# PROBLEM TO SOLVE
Return all entries word for word, but drop any images.

# Figure contents as structured data
(begin)

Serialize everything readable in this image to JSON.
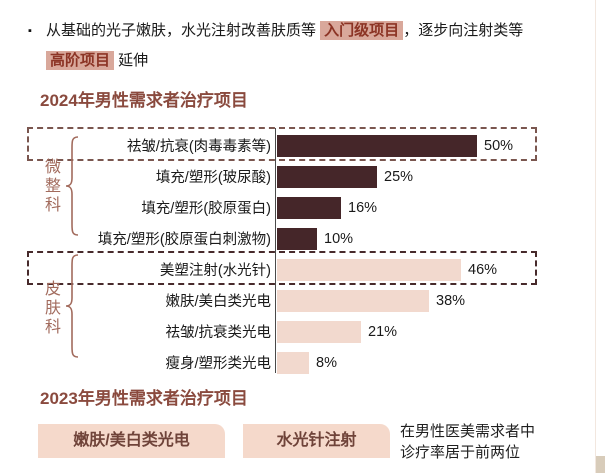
{
  "colors": {
    "bar_dark": "#452629",
    "bar_light": "#F2D9CE",
    "hl_bg": "#D9A89B",
    "hl_text": "#8C3425",
    "title_color": "#8A4A3E",
    "group_accent": "#A26B5D",
    "dash1": "#7A564F",
    "dash2": "#472A2B",
    "tag_bg": "#F5D9CB",
    "tag_text": "#6F4339",
    "edge_line": "#F2E7DF",
    "corner_block": "#D8CCBA"
  },
  "intro": {
    "bullet": "▪",
    "line1": {
      "pre": "从基础的光子嫩肤，水光注射改善肤质等 ",
      "highlight": "入门级项目",
      "post": "，逐步向注射类等"
    },
    "line2": {
      "highlight": "高阶项目",
      "post": " 延伸"
    }
  },
  "chart_data": {
    "type": "bar",
    "orientation": "horizontal",
    "title": "2024年男性需求者治疗项目",
    "unit": "%",
    "xlim": [
      0,
      55
    ],
    "value_labels": true,
    "grid": false,
    "legend": false,
    "groups": [
      {
        "name": "微整科",
        "color_key": "bar_dark",
        "items": [
          {
            "label": "祛皱/抗衰(肉毒毒素等)",
            "value": 50,
            "boxed": true
          },
          {
            "label": "填充/塑形(玻尿酸)",
            "value": 25,
            "boxed": false
          },
          {
            "label": "填充/塑形(胶原蛋白)",
            "value": 16,
            "boxed": false
          },
          {
            "label": "填充/塑形(胶原蛋白刺激物)",
            "value": 10,
            "boxed": false
          }
        ]
      },
      {
        "name": "皮肤科",
        "color_key": "bar_light",
        "items": [
          {
            "label": "美塑注射(水光针)",
            "value": 46,
            "boxed": true
          },
          {
            "label": "嫩肤/美白类光电",
            "value": 38,
            "boxed": false
          },
          {
            "label": "祛皱/抗衰类光电",
            "value": 21,
            "boxed": false
          },
          {
            "label": "瘦身/塑形类光电",
            "value": 8,
            "boxed": false
          }
        ]
      }
    ]
  },
  "section_2023": {
    "title": "2023年男性需求者治疗项目",
    "tags": [
      {
        "label": "嫩肤/美白类光电"
      },
      {
        "label": "水光针注射"
      }
    ],
    "note": {
      "line1": "在男性医美需求者中",
      "line2": "诊疗率居于前两位"
    }
  }
}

(end)

# RESULT OF THIS TASK
Serialize everything readable in this image to JSON.
{
  "colors": {
    "bar_dark": "#452629",
    "bar_light": "#F2D9CE",
    "hl_bg": "#D9A89B",
    "hl_text": "#8C3425",
    "title_color": "#8A4A3E",
    "group_accent": "#A26B5D",
    "dash1": "#7A564F",
    "dash2": "#472A2B",
    "tag_bg": "#F5D9CB",
    "tag_text": "#6F4339",
    "edge_line": "#F2E7DF",
    "corner_block": "#D8CCBA"
  },
  "intro": {
    "bullet": "▪",
    "line1": {
      "pre": "从基础的光子嫩肤，水光注射改善肤质等 ",
      "highlight": "入门级项目",
      "post": "，逐步向注射类等"
    },
    "line2": {
      "highlight": "高阶项目",
      "post": " 延伸"
    }
  },
  "chart_data": {
    "type": "bar",
    "orientation": "horizontal",
    "title": "2024年男性需求者治疗项目",
    "unit": "%",
    "xlim": [
      0,
      55
    ],
    "value_labels": true,
    "grid": false,
    "legend": false,
    "groups": [
      {
        "name": "微整科",
        "color_key": "bar_dark",
        "items": [
          {
            "label": "祛皱/抗衰(肉毒毒素等)",
            "value": 50,
            "boxed": true
          },
          {
            "label": "填充/塑形(玻尿酸)",
            "value": 25,
            "boxed": false
          },
          {
            "label": "填充/塑形(胶原蛋白)",
            "value": 16,
            "boxed": false
          },
          {
            "label": "填充/塑形(胶原蛋白刺激物)",
            "value": 10,
            "boxed": false
          }
        ]
      },
      {
        "name": "皮肤科",
        "color_key": "bar_light",
        "items": [
          {
            "label": "美塑注射(水光针)",
            "value": 46,
            "boxed": true
          },
          {
            "label": "嫩肤/美白类光电",
            "value": 38,
            "boxed": false
          },
          {
            "label": "祛皱/抗衰类光电",
            "value": 21,
            "boxed": false
          },
          {
            "label": "瘦身/塑形类光电",
            "value": 8,
            "boxed": false
          }
        ]
      }
    ]
  },
  "section_2023": {
    "title": "2023年男性需求者治疗项目",
    "tags": [
      {
        "label": "嫩肤/美白类光电"
      },
      {
        "label": "水光针注射"
      }
    ],
    "note": {
      "line1": "在男性医美需求者中",
      "line2": "诊疗率居于前两位"
    }
  }
}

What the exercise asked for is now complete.